---------- RECORDS PROVIDED ----------
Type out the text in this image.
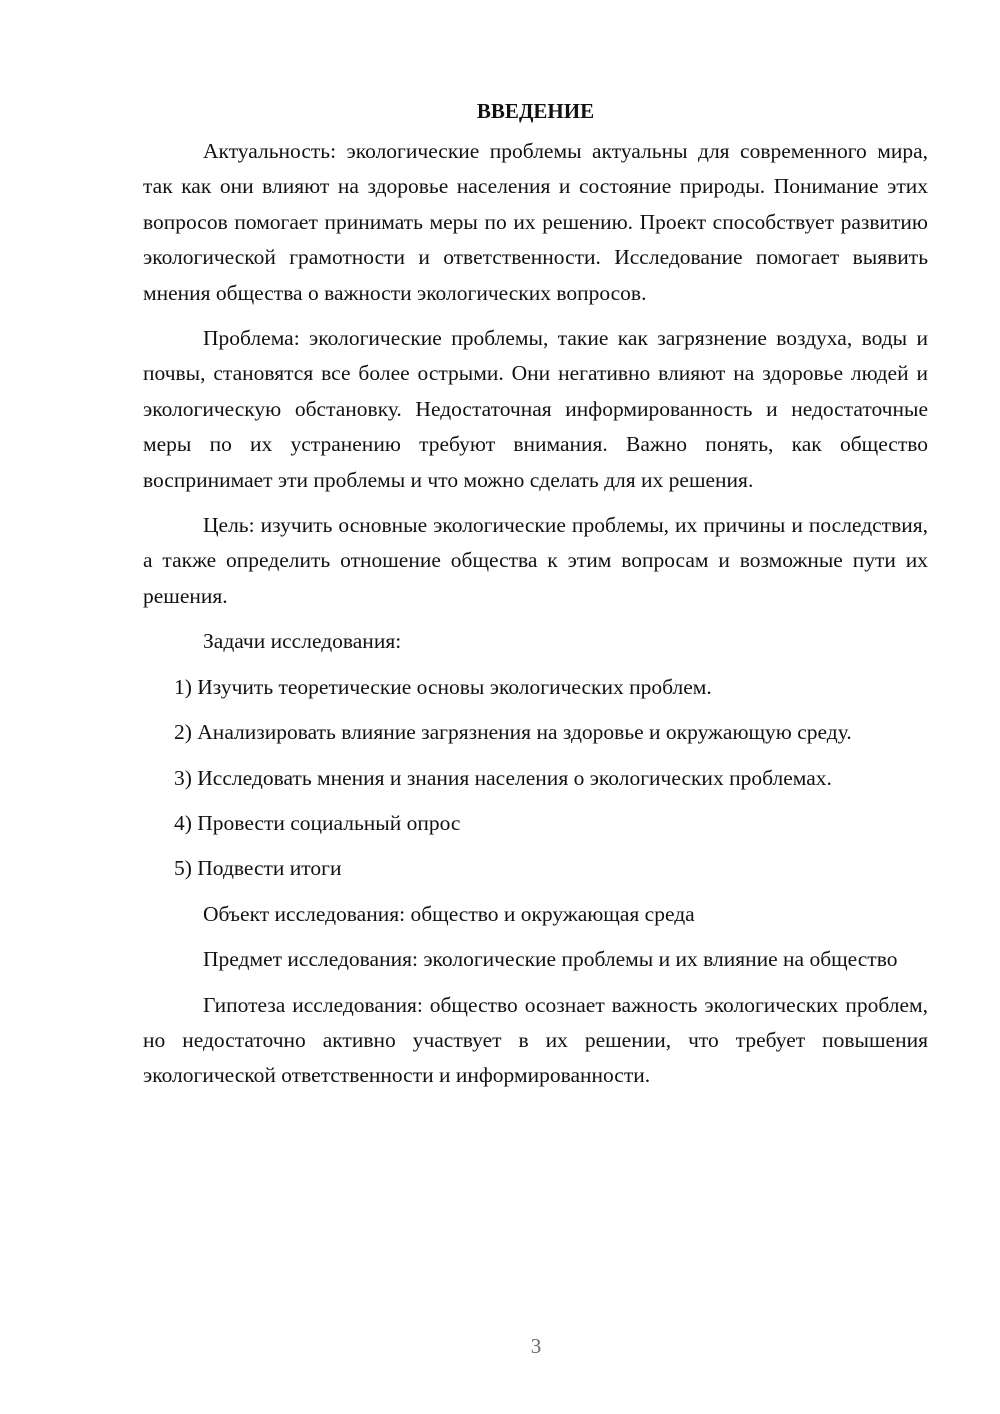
ВВЕДЕНИЕ

Актуальность: экологические проблемы актуальны для современного мира, так как они влияют на здоровье населения и состояние природы. Понимание этих вопросов помогает принимать меры по их решению. Проект способствует развитию экологической грамотности и ответственности. Исследование помогает выявить мнения общества о важности экологических вопросов.

Проблема: экологические проблемы, такие как загрязнение воздуха, воды и почвы, становятся все более острыми. Они негативно влияют на здоровье людей и экологическую обстановку. Недостаточная информированность и недостаточные меры по их устранению требуют внимания. Важно понять, как общество воспринимает эти проблемы и что можно сделать для их решения.

Цель: изучить основные экологические проблемы, их причины и последствия, а также определить отношение общества к этим вопросам и возможные пути их решения.

Задачи исследования:

1) Изучить теоретические основы экологических проблем.

2) Анализировать влияние загрязнения на здоровье и окружающую среду.

3) Исследовать мнения и знания населения о экологических проблемах.

4) Провести социальный опрос

5) Подвести итоги

Объект исследования: общество и окружающая среда

Предмет исследования: экологические проблемы и их влияние на общество

Гипотеза исследования: общество осознает важность экологических проблем, но недостаточно активно участвует в их решении, что требует повышения экологической ответственности и информированности.

3
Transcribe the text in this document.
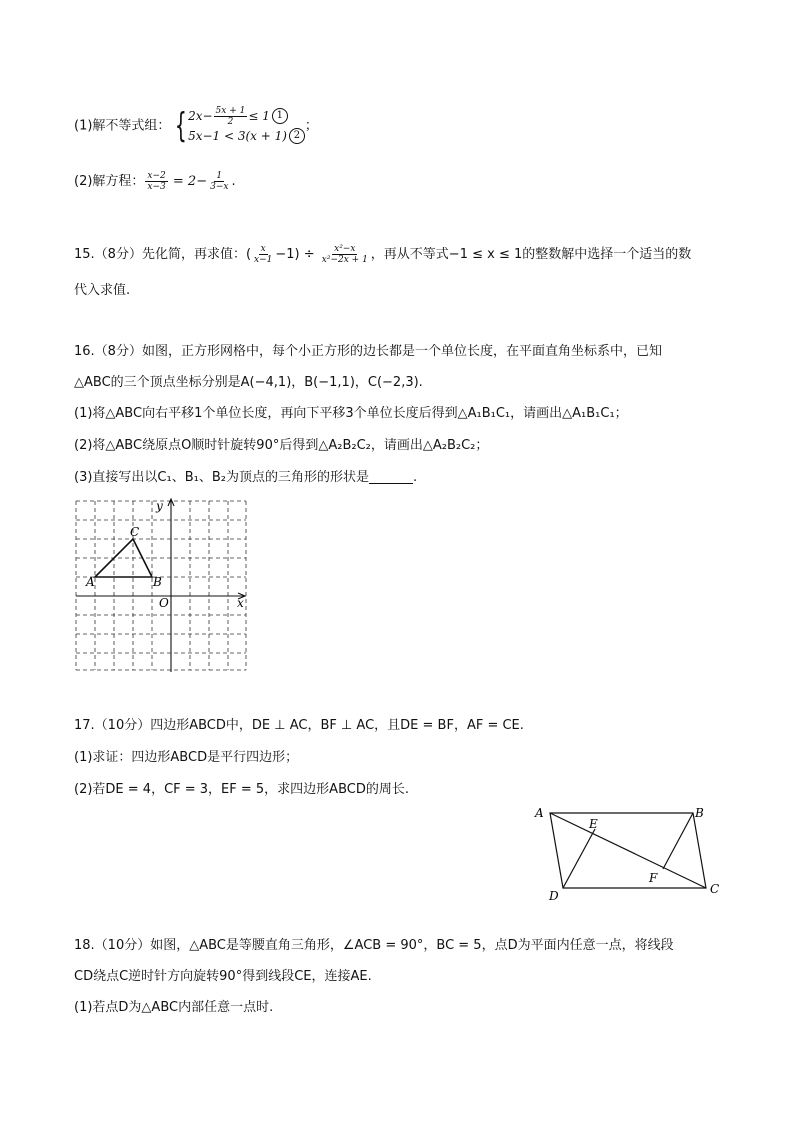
(1)解不等式组： { $2x- \frac{5x + 1}{2} \le 1$ 1
5x−1 < 3(x + 1) 2
；
(2)解方程： $\frac{x-2}{x-3} = 2- \frac{1}{3-x}$ .
15.（8分）先化简，再求值：( $\frac{x}{x-1} -1) \div \frac{\text{x²−x}}{\text{x²−2x + 1}}$ ，再从不等式−1 ≤ x ≤ 1的整数解中选择一个适当的数
代入求值.
16.（8分）如图，正方形网格中，每个小正方形的边长都是一个单位长度，在平面直角坐标系中，已知
△ABC的三个顶点坐标分别是A(−4,1)，B(−1,1)，C(−2,3).
(1)将△ABC向右平移1个单位长度，再向下平移3个单位长度后得到△A₁B₁C₁，请画出△A₁B₁C₁；
(2)将△ABC绕原点O顺时针旋转90°后得到△A₂B₂C₂，请画出△A₂B₂C₂；
(3)直接写出以C₁、B₁、B₂为顶点的三角形的形状是	.
A	B
C
O	x
y
17.（10分）四边形ABCD中，DE ⊥ AC，BF ⊥ AC，且DE = BF，AF = CE.
(1)求证：四边形ABCD是平行四边形；
(2)若DE = 4，CF = 3，EF = 5，求四边形ABCD的周长.
A	B
C
D
E
F
18.（10分）如图，△ABC是等腰直角三角形，∠ACB = 90°，BC = 5，点D为平面内任意一点，将线段
CD绕点C逆时针方向旋转90°得到线段CE，连接AE.
(1)若点D为△ABC内部任意一点时.
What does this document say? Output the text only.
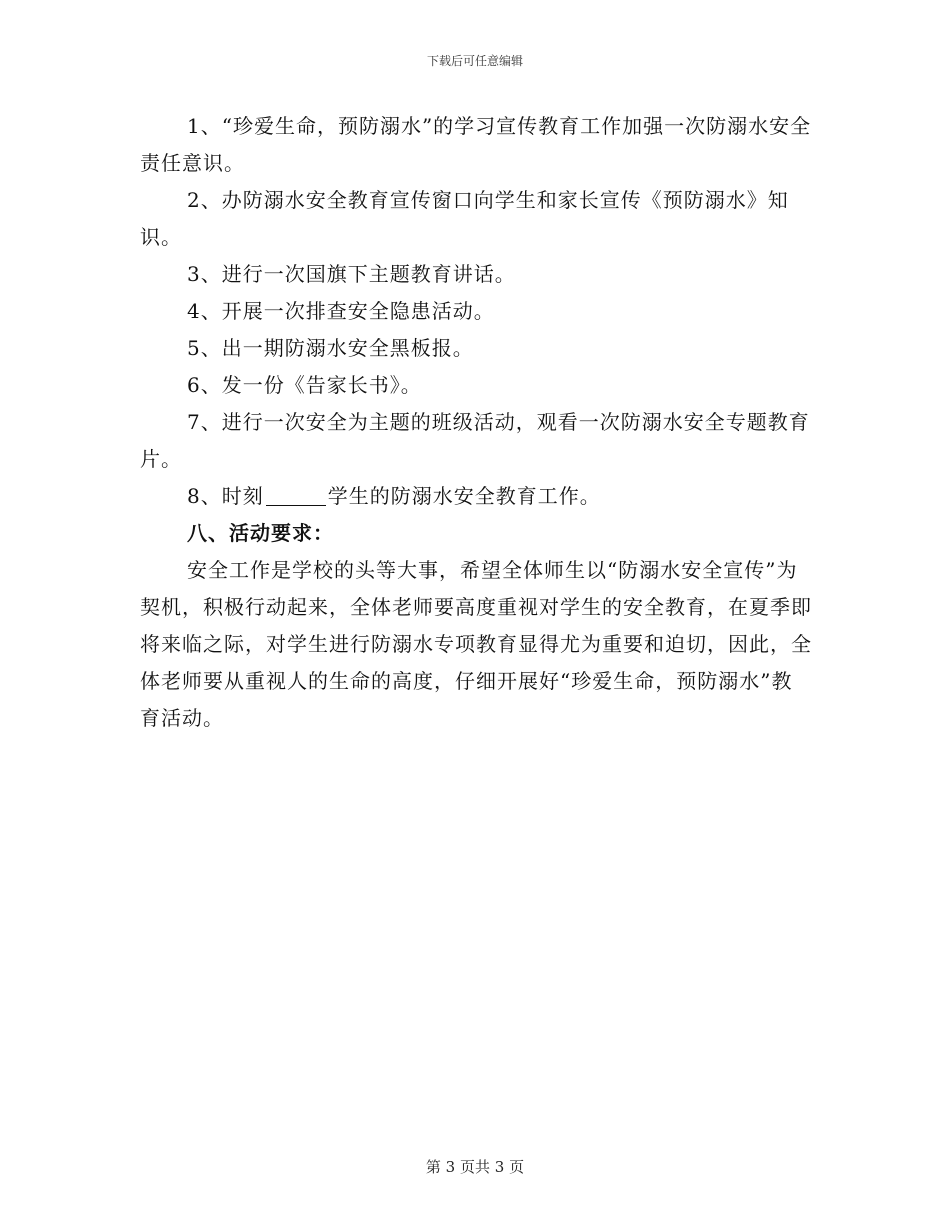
下载后可任意编辑

1、“珍爱生命，预防溺水”的学习宣传教育工作加强一次防溺水安全责任意识。

2、办防溺水安全教育宣传窗口向学生和家长宣传《预防溺水》知识。

3、进行一次国旗下主题教育讲话。

4、开展一次排查安全隐患活动。

5、出一期防溺水安全黑板报。

6、发一份《告家长书》。

7、进行一次安全为主题的班级活动，观看一次防溺水安全专题教育片。

8、时刻	学生的防溺水安全教育工作。

八、活动要求：

安全工作是学校的头等大事，希望全体师生以“防溺水安全宣传”为契机，积极行动起来，全体老师要高度重视对学生的安全教育，在夏季即将来临之际，对学生进行防溺水专项教育显得尤为重要和迫切，因此，全体老师要从重视人的生命的高度，仔细开展好“珍爱生命，预防溺水”教育活动。

第 3 页共 3 页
----------
● INSTRUCTIONS FOR THE TASK
Within the records, how many lines include "влияние"? The answer is the number and nothing else.

● CORRECT RESPONSE
2